— begin Exercise input —

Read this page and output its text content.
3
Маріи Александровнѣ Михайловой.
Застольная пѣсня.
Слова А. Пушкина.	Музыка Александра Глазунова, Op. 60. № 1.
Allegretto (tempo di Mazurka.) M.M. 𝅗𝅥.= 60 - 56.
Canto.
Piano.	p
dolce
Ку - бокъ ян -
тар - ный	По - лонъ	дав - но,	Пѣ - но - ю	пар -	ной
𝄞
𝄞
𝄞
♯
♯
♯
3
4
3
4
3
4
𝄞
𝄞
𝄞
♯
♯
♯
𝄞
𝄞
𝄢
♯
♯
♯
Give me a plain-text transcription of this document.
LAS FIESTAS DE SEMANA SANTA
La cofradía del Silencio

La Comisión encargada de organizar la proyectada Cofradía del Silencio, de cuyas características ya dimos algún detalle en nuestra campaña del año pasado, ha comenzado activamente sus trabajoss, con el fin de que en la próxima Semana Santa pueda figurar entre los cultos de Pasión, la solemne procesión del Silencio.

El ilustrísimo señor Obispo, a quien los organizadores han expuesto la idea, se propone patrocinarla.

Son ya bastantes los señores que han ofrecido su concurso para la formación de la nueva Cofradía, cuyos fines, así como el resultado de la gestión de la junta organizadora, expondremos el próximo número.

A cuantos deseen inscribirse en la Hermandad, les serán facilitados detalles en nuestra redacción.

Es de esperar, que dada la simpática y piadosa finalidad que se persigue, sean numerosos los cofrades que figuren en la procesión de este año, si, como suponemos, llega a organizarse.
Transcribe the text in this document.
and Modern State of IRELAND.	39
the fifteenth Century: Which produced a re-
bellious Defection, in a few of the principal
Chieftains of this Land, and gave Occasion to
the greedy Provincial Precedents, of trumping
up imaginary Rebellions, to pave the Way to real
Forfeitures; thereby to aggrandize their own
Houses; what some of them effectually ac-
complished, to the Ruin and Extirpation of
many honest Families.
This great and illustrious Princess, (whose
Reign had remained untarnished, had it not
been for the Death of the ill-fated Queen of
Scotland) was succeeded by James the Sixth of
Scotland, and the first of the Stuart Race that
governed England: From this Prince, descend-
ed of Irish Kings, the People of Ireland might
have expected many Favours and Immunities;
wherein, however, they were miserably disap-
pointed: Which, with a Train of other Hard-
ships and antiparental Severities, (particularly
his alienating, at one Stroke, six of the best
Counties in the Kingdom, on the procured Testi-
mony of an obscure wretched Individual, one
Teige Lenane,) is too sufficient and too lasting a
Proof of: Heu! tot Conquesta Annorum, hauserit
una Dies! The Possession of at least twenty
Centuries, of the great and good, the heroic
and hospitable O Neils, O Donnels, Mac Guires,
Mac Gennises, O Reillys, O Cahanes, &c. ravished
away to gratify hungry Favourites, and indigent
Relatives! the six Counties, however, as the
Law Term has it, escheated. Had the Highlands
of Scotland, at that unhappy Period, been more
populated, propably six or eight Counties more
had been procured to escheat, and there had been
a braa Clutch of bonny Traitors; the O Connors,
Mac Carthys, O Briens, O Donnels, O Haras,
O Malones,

— end Exercise input —

Task to complete:
Check each line of the records above for "como", and copy those that have it.

Correct response:
Son ya bastantes los señores que han ofrecido su concurso para la formación de la nueva Cofradía, cuyos fines, así como el resultado de la gestión de la junta organizadora, expondremos el próximo número.
Es de esperar, que dada la simpática y piadosa finalidad que se persigue, sean numerosos los cofrades que figuren en la procesión de este año, si, como suponemos, llega a organizarse.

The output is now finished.